(Saved data entries)
# # #

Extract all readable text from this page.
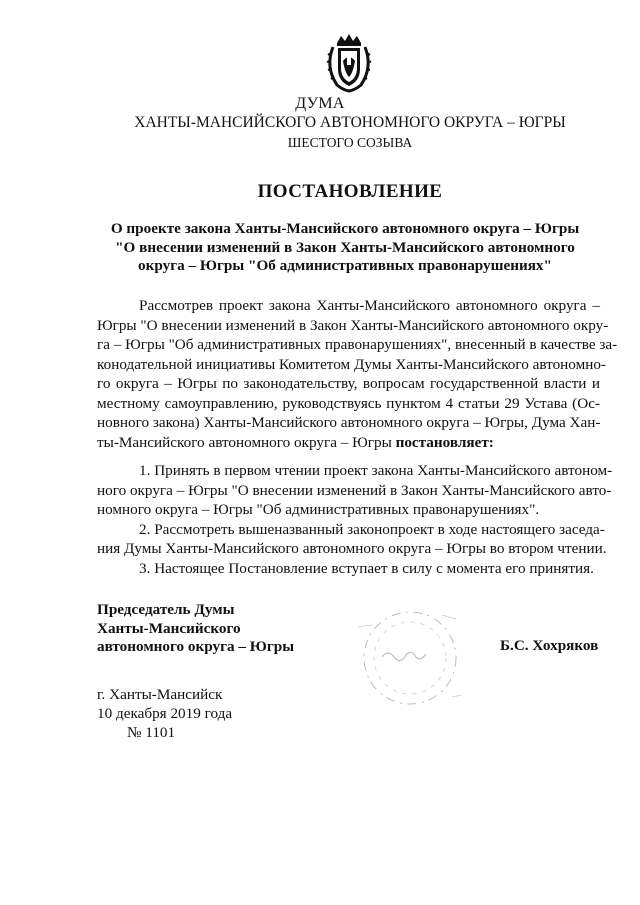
ДУМА
ХАНТЫ-МАНСИЙСКОГО АВТОНОМНОГО ОКРУГА – ЮГРЫ
ШЕСТОГО СОЗЫВА
ПОСТАНОВЛЕНИЕ
О проекте закона Ханты-Мансийского автономного округа – Югры
"О внесении изменений в Закон Ханты-Мансийского автономного
округа – Югры "Об административных правонарушениях"
Рассмотрев проект закона Ханты-Мансийского автономного округа –
Югры "О внесении изменений в Закон Ханты-Мансийского автономного окру-
га – Югры "Об административных правонарушениях", внесенный в качестве за-
конодательной инициативы Комитетом Думы Ханты-Мансийского автономно-
го округа – Югры по законодательству, вопросам государственной власти и
местному самоуправлению, руководствуясь пунктом 4 статьи 29 Устава (Ос-
новного закона) Ханты-Мансийского автономного округа – Югры, Дума Хан-
ты-Мансийского автономного округа – Югры постановляет:
1. Принять в первом чтении проект закона Ханты-Мансийского автоном-
ного округа – Югры "О внесении изменений в Закон Ханты-Мансийского авто-
номного округа – Югры "Об административных правонарушениях".
2. Рассмотреть вышеназванный законопроект в ходе настоящего заседа-
ния Думы Ханты-Мансийского автономного округа – Югры во втором чтении.
3. Настоящее Постановление вступает в силу с момента его принятия.
Председатель Думы
Ханты-Мансийского
автономного округа – Югры	Б.С. Хохряков
г. Ханты-Мансийск
10 декабря 2019 года
№ 1101
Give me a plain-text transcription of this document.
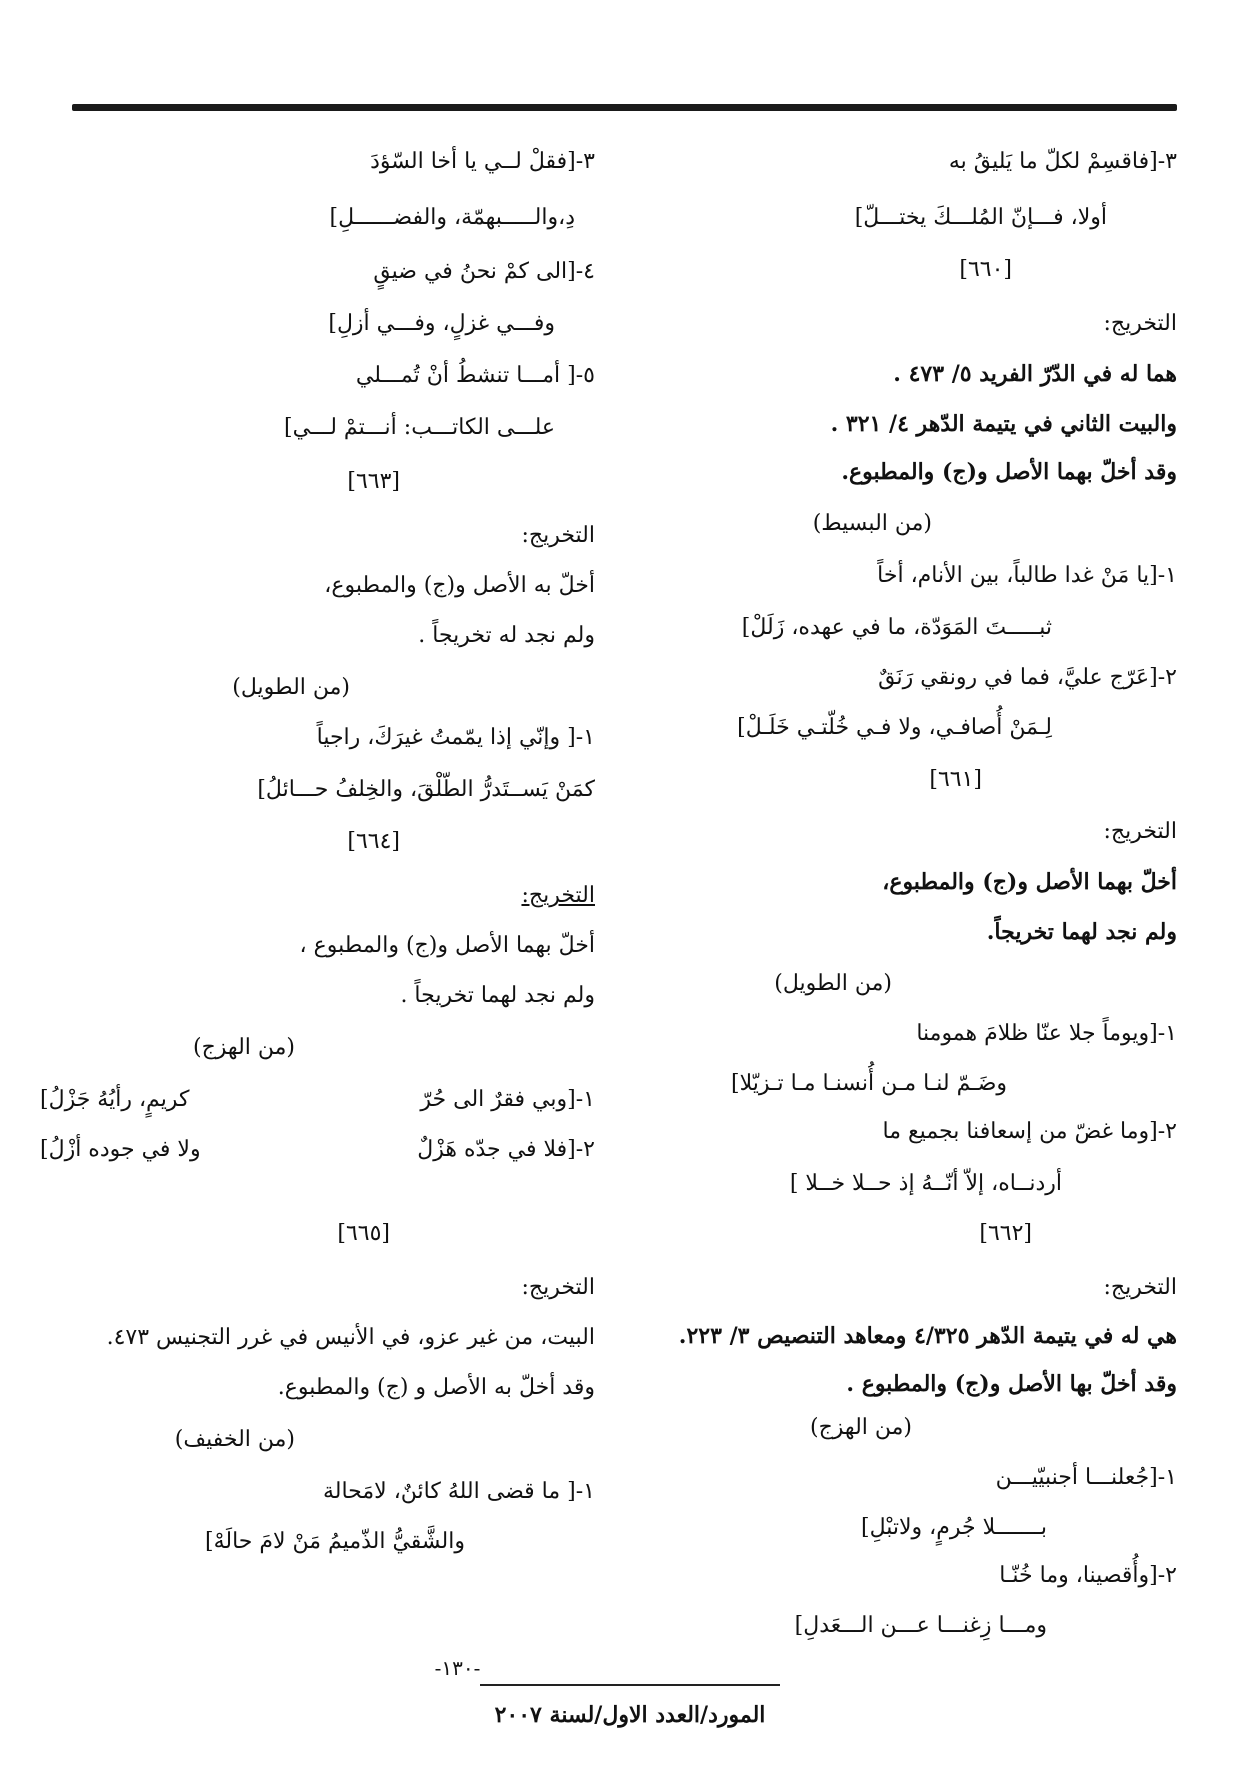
٣-[فاقسِمْ لكلّ ما يَليقُ به
أولا، فـــإنّ المُلـــكَ يختـــلّ]
[٦٦٠]
التخريج:
هما له في الدّرّ الفريد ٥/ ٤٧٣ .
والبيت الثاني في يتيمة الدّهر ٤/ ٣٢١ .
وقد أخلّ بهما الأصل و(ج) والمطبوع.
(من البسيط)
١-[يا مَنْ غدا طالباً، بين الأنام، أخاً
ثبـــــتَ المَوَدّة، ما في عهده، زَلَلْ]
٢-[عَرّج عليَّ، فما في رونقي رَنَقٌ
لِـمَنْ أُصافـي، ولا فـي خُلّتـي خَلَـلْ]
[٦٦١]
التخريج:
أخلّ بهما الأصل و(ج) والمطبوع،
ولم نجد لهما تخريجاً.
(من الطويل)
١-[ويوماً جلا عنّا ظلامَ همومنا
وضَـمّ لنـا مـن أُنسنـا مـا تـزيّلا]
٢-[وما غضّ من إسعافنا بجميع ما
أردنــاه، إلاّ أنّــهُ إذ حــلا خــلا ]
[٦٦٢]
التخريج:
هي له في يتيمة الدّهر ٤/٣٢٥ ومعاهد التنصيص ٣/ ٢٢٣.
وقد أخلّ بها الأصل و(ج) والمطبوع .
(من الهزج)
١-[جُعلنـــا أجنبيّيـــن
بـــــــلا جُرمٍ، ولاتبْلِ]
٢-[وأُقصينا، وما خُنّـا
ومـــا زِغنـــا عـــن الـــعَدلِ]
٣-[فقلْ لــي يا أخا السّؤدَ
دِ،والـــــبهمّة، والفضــــــلِ]
٤-[الى كمْ نحنُ في ضيقٍ
وفـــي غزلٍ، وفـــي أزلِ]
٥-[ أمـــا تنشطُ أنْ تُمـــلي
علـــى الكاتـــب: أنـــتمْ لـــي]
[٦٦٣]
التخريج:
أخلّ به الأصل و(ج) والمطبوع،
ولم نجد له تخريجاً .
(من الطويل)
١-[ وإنّي إذا يمّمتُ غيرَكَ، راجياً
كمَنْ يَســتَدرُّ الطّلْقَ، والخِلفُ حـــائلُ]
[٦٦٤]
التخريج:
أخلّ بهما الأصل و(ج) والمطبوع ،
ولم نجد لهما تخريجاً .
(من الهزج)
١-[وبي فقرٌ الى حُرّ
كريمٍ، رأيُهُ جَزْلُ]
٢-[فلا في جدّه هَزْلٌ
ولا في جوده أزْلُ]
[٦٦٥]
التخريج:
البيت، من غير عزو، في الأنيس في غرر التجنيس ٤٧٣.
وقد أخلّ به الأصل و (ج) والمطبوع.
(من الخفيف)
١-[ ما قضى اللهُ كائنٌ، لامَحالة
والشَّقيُّ الذّميمُ مَنْ لامَ حالَهْ]
-١٣٠-
المورد/العدد الاول/لسنة ٢٠٠٧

# # #

> Job: Write out the whole listing again, exactly, with no pictures.

> Result below:
Extract all readable text from this page.
ДУМА
ХАНТЫ-МАНСИЙСКОГО АВТОНОМНОГО ОКРУГА – ЮГРЫ
ШЕСТОГО СОЗЫВА
ПОСТАНОВЛЕНИЕ
О проекте закона Ханты-Мансийского автономного округа – Югры
"О внесении изменений в Закон Ханты-Мансийского автономного
округа – Югры "Об административных правонарушениях"
Рассмотрев проект закона Ханты-Мансийского автономного округа –
Югры "О внесении изменений в Закон Ханты-Мансийского автономного окру-
га – Югры "Об административных правонарушениях", внесенный в качестве за-
конодательной инициативы Комитетом Думы Ханты-Мансийского автономно-
го округа – Югры по законодательству, вопросам государственной власти и
местному самоуправлению, руководствуясь пунктом 4 статьи 29 Устава (Ос-
новного закона) Ханты-Мансийского автономного округа – Югры, Дума Хан-
ты-Мансийского автономного округа – Югры постановляет:
1. Принять в первом чтении проект закона Ханты-Мансийского автоном-
ного округа – Югры "О внесении изменений в Закон Ханты-Мансийского авто-
номного округа – Югры "Об административных правонарушениях".
2. Рассмотреть вышеназванный законопроект в ходе настоящего заседа-
ния Думы Ханты-Мансийского автономного округа – Югры во втором чтении.
3. Настоящее Постановление вступает в силу с момента его принятия.
Председатель Думы
Ханты-Мансийского
автономного округа – Югры	Б.С. Хохряков
г. Ханты-Мансийск
10 декабря 2019 года
№ 1101
Give me a plain-text transcription of this document.
٣-[فاقسِمْ لكلّ ما يَليقُ به
أولا، فـــإنّ المُلـــكَ يختـــلّ]
[٦٦٠]
التخريج:
هما له في الدّرّ الفريد ٥/ ٤٧٣ .
والبيت الثاني في يتيمة الدّهر ٤/ ٣٢١ .
وقد أخلّ بهما الأصل و(ج) والمطبوع.
(من البسيط)
١-[يا مَنْ غدا طالباً، بين الأنام، أخاً
ثبـــــتَ المَوَدّة، ما في عهده، زَلَلْ]
٢-[عَرّج عليَّ، فما في رونقي رَنَقٌ
لِـمَنْ أُصافـي، ولا فـي خُلّتـي خَلَـلْ]
[٦٦١]
التخريج:
أخلّ بهما الأصل و(ج) والمطبوع،
ولم نجد لهما تخريجاً.
(من الطويل)
١-[ويوماً جلا عنّا ظلامَ همومنا
وضَـمّ لنـا مـن أُنسنـا مـا تـزيّلا]
٢-[وما غضّ من إسعافنا بجميع ما
أردنــاه، إلاّ أنّــهُ إذ حــلا خــلا ]
[٦٦٢]
التخريج:
هي له في يتيمة الدّهر ٤/٣٢٥ ومعاهد التنصيص ٣/ ٢٢٣.
وقد أخلّ بها الأصل و(ج) والمطبوع .
(من الهزج)
١-[جُعلنـــا أجنبيّيـــن
بـــــــلا جُرمٍ، ولاتبْلِ]
٢-[وأُقصينا، وما خُنّـا
ومـــا زِغنـــا عـــن الـــعَدلِ]
٣-[فقلْ لــي يا أخا السّؤدَ
دِ،والـــــبهمّة، والفضــــــلِ]
٤-[الى كمْ نحنُ في ضيقٍ
وفـــي غزلٍ، وفـــي أزلِ]
٥-[ أمـــا تنشطُ أنْ تُمـــلي
علـــى الكاتـــب: أنـــتمْ لـــي]
[٦٦٣]
التخريج:
أخلّ به الأصل و(ج) والمطبوع،
ولم نجد له تخريجاً .
(من الطويل)
١-[ وإنّي إذا يمّمتُ غيرَكَ، راجياً
كمَنْ يَســتَدرُّ الطّلْقَ، والخِلفُ حـــائلُ]
[٦٦٤]
التخريج:
أخلّ بهما الأصل و(ج) والمطبوع ،
ولم نجد لهما تخريجاً .
(من الهزج)
١-[وبي فقرٌ الى حُرّ
كريمٍ، رأيُهُ جَزْلُ]
٢-[فلا في جدّه هَزْلٌ
ولا في جوده أزْلُ]
[٦٦٥]
التخريج:
البيت، من غير عزو، في الأنيس في غرر التجنيس ٤٧٣.
وقد أخلّ به الأصل و (ج) والمطبوع.
(من الخفيف)
١-[ ما قضى اللهُ كائنٌ، لامَحالة
والشَّقيُّ الذّميمُ مَنْ لامَ حالَهْ]
-١٣٠-
المورد/العدد الاول/لسنة ٢٠٠٧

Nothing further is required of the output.